Instructions to follow »
Locate all lines with the word "Total". Copy them.

Task data »
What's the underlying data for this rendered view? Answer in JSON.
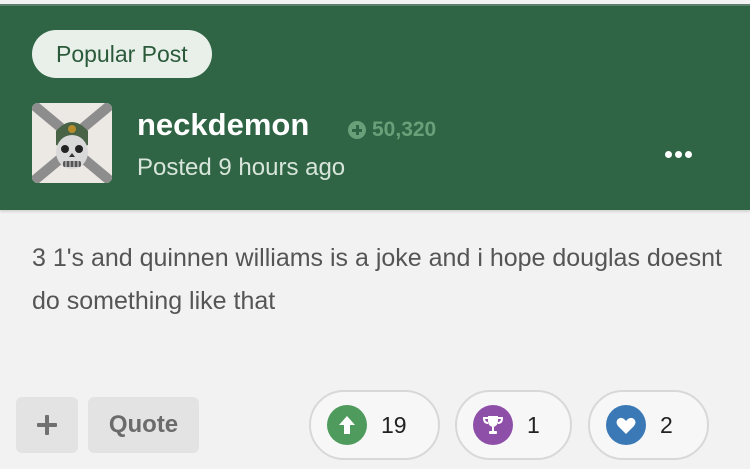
{
  "post": {
    "badge": "Popular Post",
    "author": "neckdemon",
    "reputation": "50,320",
    "posted": "Posted 9 hours ago",
    "content": "3 1's and quinnen williams is a joke and i hope douglas doesnt do something like that"
  },
  "actions": {
    "quote_label": "Quote"
  },
  "reactions": [
    {
      "icon": "upvote-arrow-icon",
      "count": "19",
      "color": "#4f9a5d"
    },
    {
      "icon": "trophy-icon",
      "count": "1",
      "color": "#8e4fa8"
    },
    {
      "icon": "heart-icon",
      "count": "2",
      "color": "#3b78b6"
    }
  ]
}
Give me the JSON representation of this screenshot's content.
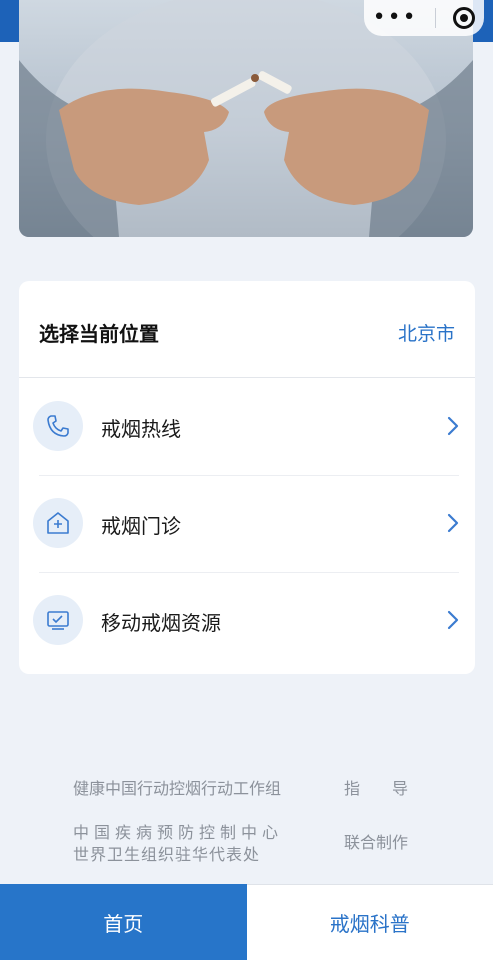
{
  "card": {
    "title": "选择当前位置",
    "city": "北京市",
    "items": [
      {
        "label": "戒烟热线",
        "icon": "phone-icon"
      },
      {
        "label": "戒烟门诊",
        "icon": "clinic-icon"
      },
      {
        "label": "移动戒烟资源",
        "icon": "computer-icon"
      }
    ]
  },
  "footer": {
    "guide_org": "健康中国行动控烟行动工作组",
    "guide_role": "指　　导",
    "producer_1": "中国疾病预防控制中心",
    "producer_2": "世界卫生组织驻华代表处",
    "producer_role": "联合制作"
  },
  "tabs": [
    {
      "label": "首页",
      "active": true
    },
    {
      "label": "戒烟科普",
      "active": false
    }
  ],
  "colors": {
    "accent": "#2775c9",
    "topbar": "#1d62b8",
    "link": "#2a73c8"
  }
}
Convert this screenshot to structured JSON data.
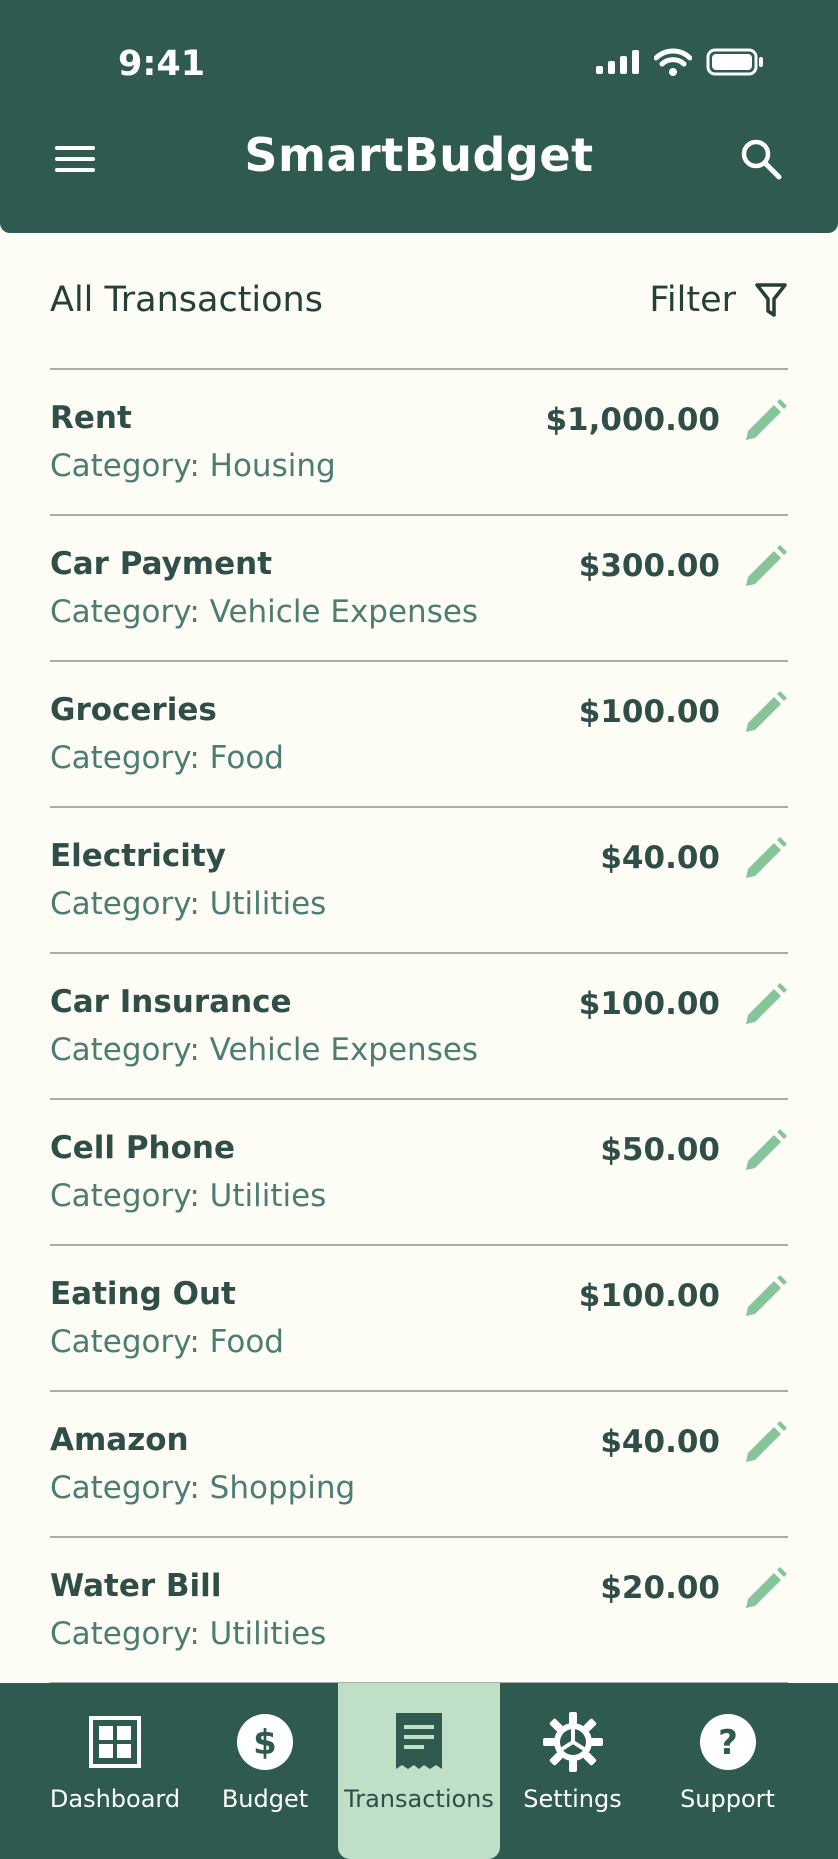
{
  "status_bar": {
    "time": "9:41"
  },
  "header": {
    "title": "SmartBudget"
  },
  "list": {
    "title": "All Transactions",
    "filter_label": "Filter"
  },
  "transactions": [
    {
      "name": "Rent",
      "category": "Category: Housing",
      "amount": "$1,000.00"
    },
    {
      "name": "Car Payment",
      "category": "Category: Vehicle Expenses",
      "amount": "$300.00"
    },
    {
      "name": "Groceries",
      "category": "Category: Food",
      "amount": "$100.00"
    },
    {
      "name": "Electricity",
      "category": "Category: Utilities",
      "amount": "$40.00"
    },
    {
      "name": "Car Insurance",
      "category": "Category: Vehicle Expenses",
      "amount": "$100.00"
    },
    {
      "name": "Cell Phone",
      "category": "Category: Utilities",
      "amount": "$50.00"
    },
    {
      "name": "Eating Out",
      "category": "Category: Food",
      "amount": "$100.00"
    },
    {
      "name": "Amazon",
      "category": "Category: Shopping",
      "amount": "$40.00"
    },
    {
      "name": "Water Bill",
      "category": "Category: Utilities",
      "amount": "$20.00"
    }
  ],
  "nav": [
    {
      "label": "Dashboard",
      "icon": "dashboard-icon",
      "active": false
    },
    {
      "label": "Budget",
      "icon": "dollar-icon",
      "active": false
    },
    {
      "label": "Transactions",
      "icon": "receipt-icon",
      "active": true
    },
    {
      "label": "Settings",
      "icon": "gear-icon",
      "active": false
    },
    {
      "label": "Support",
      "icon": "help-icon",
      "active": false
    }
  ],
  "colors": {
    "header_bg": "#2f5a50",
    "page_bg": "#fdfdf5",
    "edit_icon": "#86c49a",
    "active_tab_bg": "#bfe0c7"
  }
}
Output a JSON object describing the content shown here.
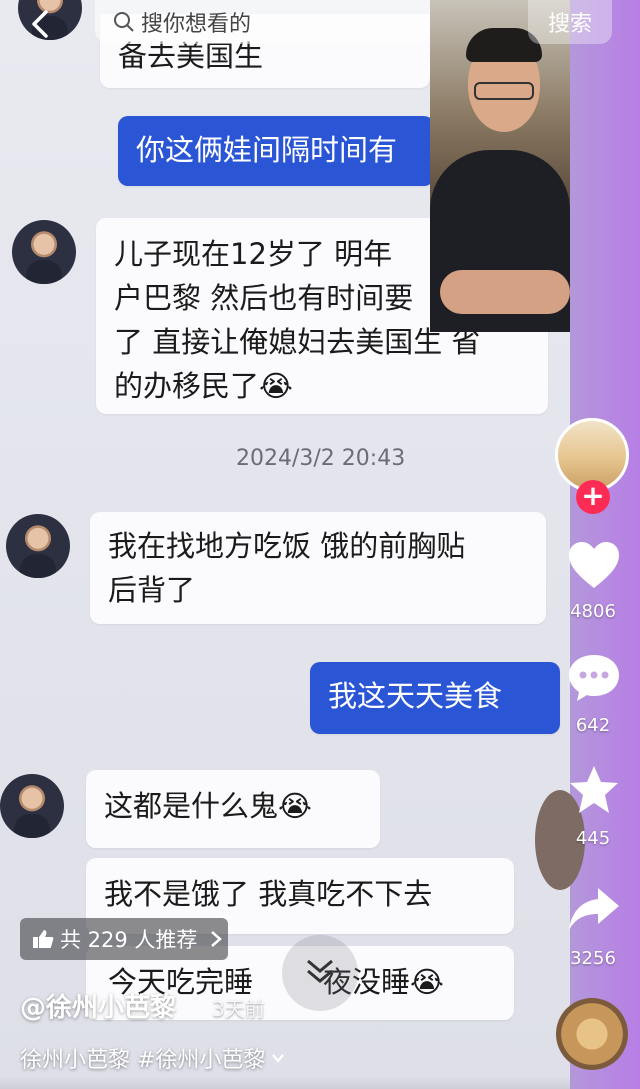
{
  "topbar": {
    "search_placeholder": "搜你想看的",
    "search_button": "搜索"
  },
  "chat": {
    "msg_top_partial": "备去美国生",
    "msg_blue_1": "你这俩娃间隔时间有",
    "msg_2_lines": [
      "儿子现在12岁了 明年",
      "户巴黎 然后也有时间要",
      "了 直接让俺媳妇去美国生 省",
      "的办移民了"
    ],
    "timestamp": "2024/3/2 20:43",
    "msg_3_lines": [
      "我在找地方吃饭 饿的前胸贴",
      "后背了"
    ],
    "msg_blue_2": "我这天天美食",
    "msg_4": "这都是什么鬼",
    "msg_5": "我不是饿了 我真吃不下去",
    "msg_6_partial": "今天吃完睡",
    "msg_6_partial_b": "夜没睡",
    "emoji": "😭"
  },
  "rail": {
    "likes": "4806",
    "comments": "642",
    "favorites": "445",
    "shares": "3256",
    "follow": "+"
  },
  "bottom": {
    "recommend": "共 229 人推荐",
    "author": "@徐州小芭黎",
    "time_ago": "3天前",
    "caption": "徐州小芭黎 #徐州小芭黎"
  },
  "colors": {
    "blue_bubble": "#2a56d6",
    "follow_red": "#fe2c55",
    "rail_purple": "#b77ee6"
  }
}
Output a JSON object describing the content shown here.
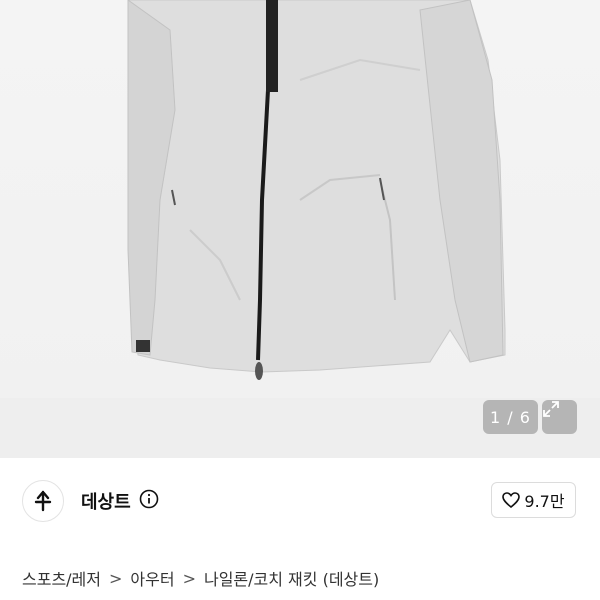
{
  "gallery": {
    "counter": "1 / 6"
  },
  "seller": {
    "name": "데상트",
    "likes": "9.7만"
  },
  "breadcrumb": {
    "items": [
      "스포츠/레저",
      "아우터",
      "나일론/코치 재킷 (데상트)"
    ],
    "separator": ">"
  },
  "icons": {
    "expand": "expand-icon",
    "info": "info-icon",
    "heart": "heart-icon",
    "brand": "descente-logo"
  },
  "colors": {
    "jacket": "#dcdcdc",
    "zipper": "#1a1a1a",
    "overlay": "rgba(110,110,110,0.45)"
  }
}
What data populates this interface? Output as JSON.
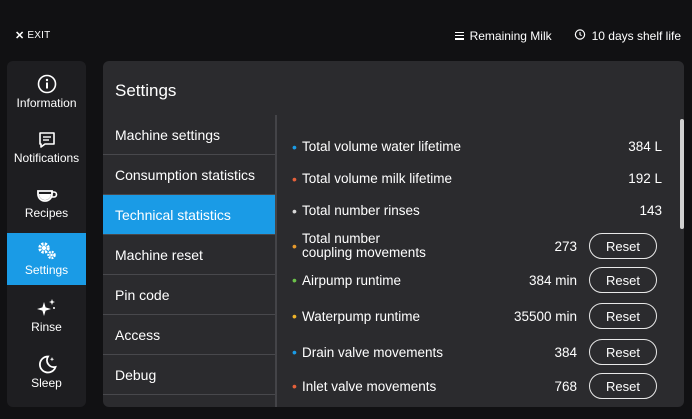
{
  "topbar": {
    "exit_label": "EXIT",
    "remaining_milk": "Remaining Milk",
    "shelf_life": "10 days shelf life"
  },
  "sidebar": {
    "items": [
      {
        "label": "Information",
        "icon": "info-icon"
      },
      {
        "label": "Notifications",
        "icon": "notification-icon"
      },
      {
        "label": "Recipes",
        "icon": "cup-icon"
      },
      {
        "label": "Settings",
        "icon": "gears-icon",
        "active": true
      },
      {
        "label": "Rinse",
        "icon": "sparkle-icon"
      },
      {
        "label": "Sleep",
        "icon": "moon-icon"
      }
    ]
  },
  "panel": {
    "title": "Settings",
    "menu": [
      "Machine settings",
      "Consumption statistics",
      "Technical statistics",
      "Machine reset",
      "Pin code",
      "Access",
      "Debug"
    ],
    "active_menu": "Technical statistics"
  },
  "stats": [
    {
      "label": "Total volume water lifetime",
      "value": "384 L",
      "dot_color": "#1a9be6",
      "reset": false
    },
    {
      "label": "Total volume milk lifetime",
      "value": "192 L",
      "dot_color": "#e5603a",
      "reset": false
    },
    {
      "label": "Total number rinses",
      "value": "143",
      "dot_color": "#d8d8d8",
      "reset": false
    },
    {
      "label_line1": "Total number",
      "label_line2": "coupling movements",
      "value": "273",
      "dot_color": "#e89a2c",
      "reset": true
    },
    {
      "label": "Airpump runtime",
      "value": "384 min",
      "dot_color": "#6cc24a",
      "reset": true
    },
    {
      "label": "Waterpump runtime",
      "value": "35500 min",
      "dot_color": "#f0b429",
      "reset": true
    },
    {
      "label": "Drain valve movements",
      "value": "384",
      "dot_color": "#1a9be6",
      "reset": true
    },
    {
      "label": "Inlet valve movements",
      "value": "768",
      "dot_color": "#e5603a",
      "reset": true
    }
  ],
  "reset_label": "Reset",
  "colors": {
    "accent": "#1a9be6",
    "background": "#111113",
    "panel": "#2b2b2e"
  }
}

Answer to this task »
      "label": "Total volume water lifetime",
      "label": "Total volume milk lifetime",
      "label": "Total number rinses",
      "label_line1": "Total number",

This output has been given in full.